Data extracted from a collection:
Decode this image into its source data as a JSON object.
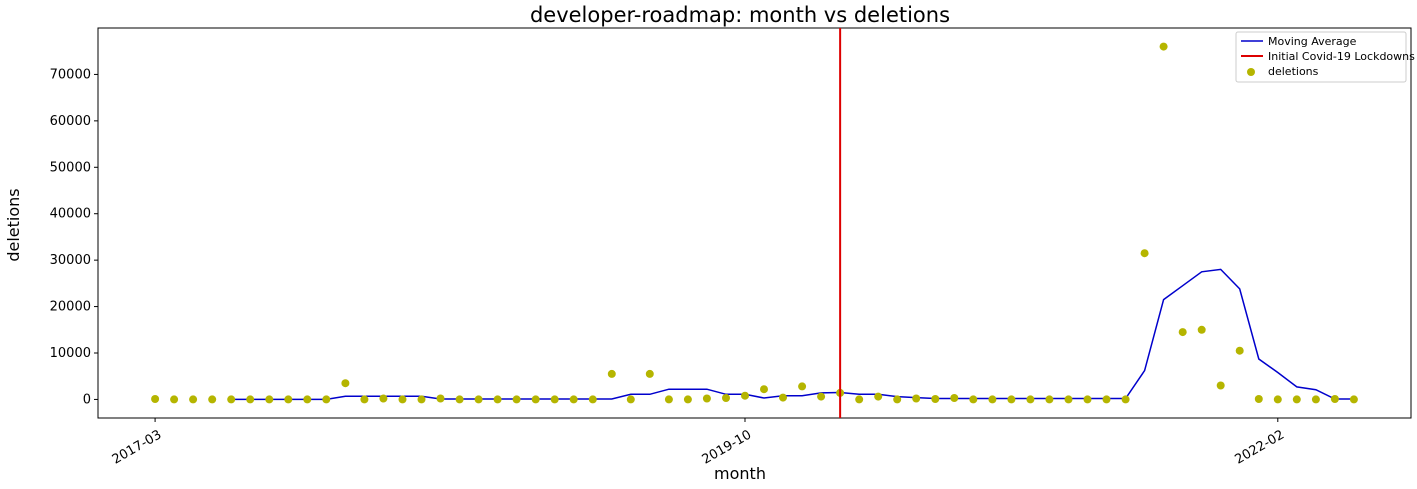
{
  "chart_data": {
    "type": "scatter",
    "title": "developer-roadmap: month vs deletions",
    "xlabel": "month",
    "ylabel": "deletions",
    "x_ticks": [
      "2017-03",
      "2019-10",
      "2022-02"
    ],
    "y_ticks": [
      0,
      10000,
      20000,
      30000,
      40000,
      50000,
      60000,
      70000
    ],
    "ylim": [
      -4000,
      80000
    ],
    "xlim": [
      "2016-12",
      "2022-09"
    ],
    "legend_position": "top-right",
    "legend": [
      "Moving Average",
      "Initial Covid-19 Lockdowns",
      "deletions"
    ],
    "colors": {
      "moving_average": "#0000cc",
      "lockdown": "#dd0000",
      "deletions": "#b5b500"
    },
    "lockdown_month": "2020-03",
    "series": [
      {
        "name": "deletions",
        "kind": "scatter",
        "x": [
          "2017-03",
          "2017-04",
          "2017-05",
          "2017-06",
          "2017-07",
          "2017-08",
          "2017-09",
          "2017-10",
          "2017-11",
          "2017-12",
          "2018-01",
          "2018-02",
          "2018-03",
          "2018-04",
          "2018-05",
          "2018-06",
          "2018-07",
          "2018-08",
          "2018-09",
          "2018-10",
          "2018-11",
          "2018-12",
          "2019-01",
          "2019-02",
          "2019-03",
          "2019-04",
          "2019-05",
          "2019-06",
          "2019-07",
          "2019-08",
          "2019-09",
          "2019-10",
          "2019-11",
          "2019-12",
          "2020-01",
          "2020-02",
          "2020-03",
          "2020-04",
          "2020-05",
          "2020-06",
          "2020-07",
          "2020-08",
          "2020-09",
          "2020-10",
          "2020-11",
          "2020-12",
          "2021-01",
          "2021-02",
          "2021-03",
          "2021-04",
          "2021-05",
          "2021-06",
          "2021-07",
          "2021-08",
          "2021-09",
          "2021-10",
          "2021-11",
          "2021-12",
          "2022-01",
          "2022-02",
          "2022-03",
          "2022-04",
          "2022-05",
          "2022-06"
        ],
        "values": [
          100,
          0,
          0,
          0,
          0,
          0,
          0,
          0,
          0,
          0,
          3500,
          0,
          200,
          0,
          0,
          200,
          0,
          0,
          0,
          0,
          0,
          0,
          0,
          0,
          5500,
          0,
          5500,
          0,
          0,
          200,
          300,
          800,
          2200,
          400,
          2800,
          600,
          1400,
          0,
          600,
          0,
          200,
          100,
          300,
          0,
          0,
          0,
          0,
          0,
          0,
          0,
          0,
          0,
          31500,
          76000,
          14500,
          15000,
          3000,
          10500,
          100,
          0,
          0,
          0,
          100,
          0
        ]
      },
      {
        "name": "Moving Average",
        "kind": "line",
        "x": [
          "2017-07",
          "2017-08",
          "2017-09",
          "2017-10",
          "2017-11",
          "2017-12",
          "2018-01",
          "2018-02",
          "2018-03",
          "2018-04",
          "2018-05",
          "2018-06",
          "2018-07",
          "2018-08",
          "2018-09",
          "2018-10",
          "2018-11",
          "2018-12",
          "2019-01",
          "2019-02",
          "2019-03",
          "2019-04",
          "2019-05",
          "2019-06",
          "2019-07",
          "2019-08",
          "2019-09",
          "2019-10",
          "2019-11",
          "2019-12",
          "2020-01",
          "2020-02",
          "2020-03",
          "2020-04",
          "2020-05",
          "2020-06",
          "2020-07",
          "2020-08",
          "2020-09",
          "2020-10",
          "2020-11",
          "2020-12",
          "2021-01",
          "2021-02",
          "2021-03",
          "2021-04",
          "2021-05",
          "2021-06",
          "2021-07",
          "2021-08",
          "2021-09",
          "2021-10",
          "2021-11",
          "2021-12",
          "2022-01",
          "2022-02",
          "2022-03",
          "2022-04",
          "2022-05",
          "2022-06"
        ],
        "values": [
          0,
          0,
          0,
          0,
          0,
          0,
          700,
          700,
          700,
          700,
          700,
          100,
          100,
          100,
          100,
          100,
          100,
          100,
          100,
          100,
          100,
          1100,
          1100,
          2200,
          2200,
          2200,
          1100,
          1100,
          300,
          800,
          800,
          1400,
          1500,
          1100,
          1100,
          600,
          400,
          200,
          200,
          200,
          200,
          200,
          200,
          200,
          200,
          200,
          200,
          200,
          6200,
          21500,
          24500,
          27500,
          28000,
          23800,
          8700,
          5800,
          2700,
          2100,
          100,
          100
        ]
      }
    ]
  }
}
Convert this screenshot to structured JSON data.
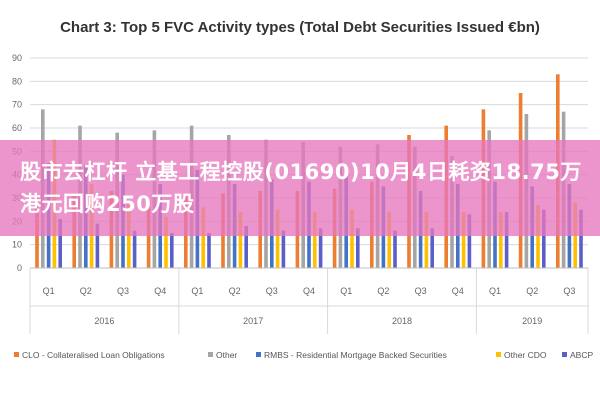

Task description: Without the images, write out each line of the data verbatim.

Written solution:
Decode this image into its source data as a JSON object.
{
  "chart_data": {
    "type": "scatter",
    "title": "developer-roadmap: month vs deletions",
    "xlabel": "month",
    "ylabel": "deletions",
    "x_ticks": [
      "2017-03",
      "2019-10",
      "2022-02"
    ],
    "y_ticks": [
      0,
      10000,
      20000,
      30000,
      40000,
      50000,
      60000,
      70000
    ],
    "ylim": [
      -4000,
      80000
    ],
    "xlim": [
      "2016-12",
      "2022-09"
    ],
    "legend_position": "top-right",
    "legend": [
      "Moving Average",
      "Initial Covid-19 Lockdowns",
      "deletions"
    ],
    "colors": {
      "moving_average": "#0000cc",
      "lockdown": "#dd0000",
      "deletions": "#b5b500"
    },
    "lockdown_month": "2020-03",
    "series": [
      {
        "name": "deletions",
        "kind": "scatter",
        "x": [
          "2017-03",
          "2017-04",
          "2017-05",
          "2017-06",
          "2017-07",
          "2017-08",
          "2017-09",
          "2017-10",
          "2017-11",
          "2017-12",
          "2018-01",
          "2018-02",
          "2018-03",
          "2018-04",
          "2018-05",
          "2018-06",
          "2018-07",
          "2018-08",
          "2018-09",
          "2018-10",
          "2018-11",
          "2018-12",
          "2019-01",
          "2019-02",
          "2019-03",
          "2019-04",
          "2019-05",
          "2019-06",
          "2019-07",
          "2019-08",
          "2019-09",
          "2019-10",
          "2019-11",
          "2019-12",
          "2020-01",
          "2020-02",
          "2020-03",
          "2020-04",
          "2020-05",
          "2020-06",
          "2020-07",
          "2020-08",
          "2020-09",
          "2020-10",
          "2020-11",
          "2020-12",
          "2021-01",
          "2021-02",
          "2021-03",
          "2021-04",
          "2021-05",
          "2021-06",
          "2021-07",
          "2021-08",
          "2021-09",
          "2021-10",
          "2021-11",
          "2021-12",
          "2022-01",
          "2022-02",
          "2022-03",
          "2022-04",
          "2022-05",
          "2022-06"
        ],
        "values": [
          100,
          0,
          0,
          0,
          0,
          0,
          0,
          0,
          0,
          0,
          3500,
          0,
          200,
          0,
          0,
          200,
          0,
          0,
          0,
          0,
          0,
          0,
          0,
          0,
          5500,
          0,
          5500,
          0,
          0,
          200,
          300,
          800,
          2200,
          400,
          2800,
          600,
          1400,
          0,
          600,
          0,
          200,
          100,
          300,
          0,
          0,
          0,
          0,
          0,
          0,
          0,
          0,
          0,
          31500,
          76000,
          14500,
          15000,
          3000,
          10500,
          100,
          0,
          0,
          0,
          100,
          0
        ]
      },
      {
        "name": "Moving Average",
        "kind": "line",
        "x": [
          "2017-07",
          "2017-08",
          "2017-09",
          "2017-10",
          "2017-11",
          "2017-12",
          "2018-01",
          "2018-02",
          "2018-03",
          "2018-04",
          "2018-05",
          "2018-06",
          "2018-07",
          "2018-08",
          "2018-09",
          "2018-10",
          "2018-11",
          "2018-12",
          "2019-01",
          "2019-02",
          "2019-03",
          "2019-04",
          "2019-05",
          "2019-06",
          "2019-07",
          "2019-08",
          "2019-09",
          "2019-10",
          "2019-11",
          "2019-12",
          "2020-01",
          "2020-02",
          "2020-03",
          "2020-04",
          "2020-05",
          "2020-06",
          "2020-07",
          "2020-08",
          "2020-09",
          "2020-10",
          "2020-11",
          "2020-12",
          "2021-01",
          "2021-02",
          "2021-03",
          "2021-04",
          "2021-05",
          "2021-06",
          "2021-07",
          "2021-08",
          "2021-09",
          "2021-10",
          "2021-11",
          "2021-12",
          "2022-01",
          "2022-02",
          "2022-03",
          "2022-04",
          "2022-05",
          "2022-06"
        ],
        "values": [
          0,
          0,
          0,
          0,
          0,
          0,
          700,
          700,
          700,
          700,
          700,
          100,
          100,
          100,
          100,
          100,
          100,
          100,
          100,
          100,
          100,
          1100,
          1100,
          2200,
          2200,
          2200,
          1100,
          1100,
          300,
          800,
          800,
          1400,
          1500,
          1100,
          1100,
          600,
          400,
          200,
          200,
          200,
          200,
          200,
          200,
          200,
          200,
          200,
          200,
          200,
          6200,
          21500,
          24500,
          27500,
          28000,
          23800,
          8700,
          5800,
          2700,
          2100,
          100,
          100
        ]
      }
    ]
  }
}
Convert this screenshot to structured JSON data.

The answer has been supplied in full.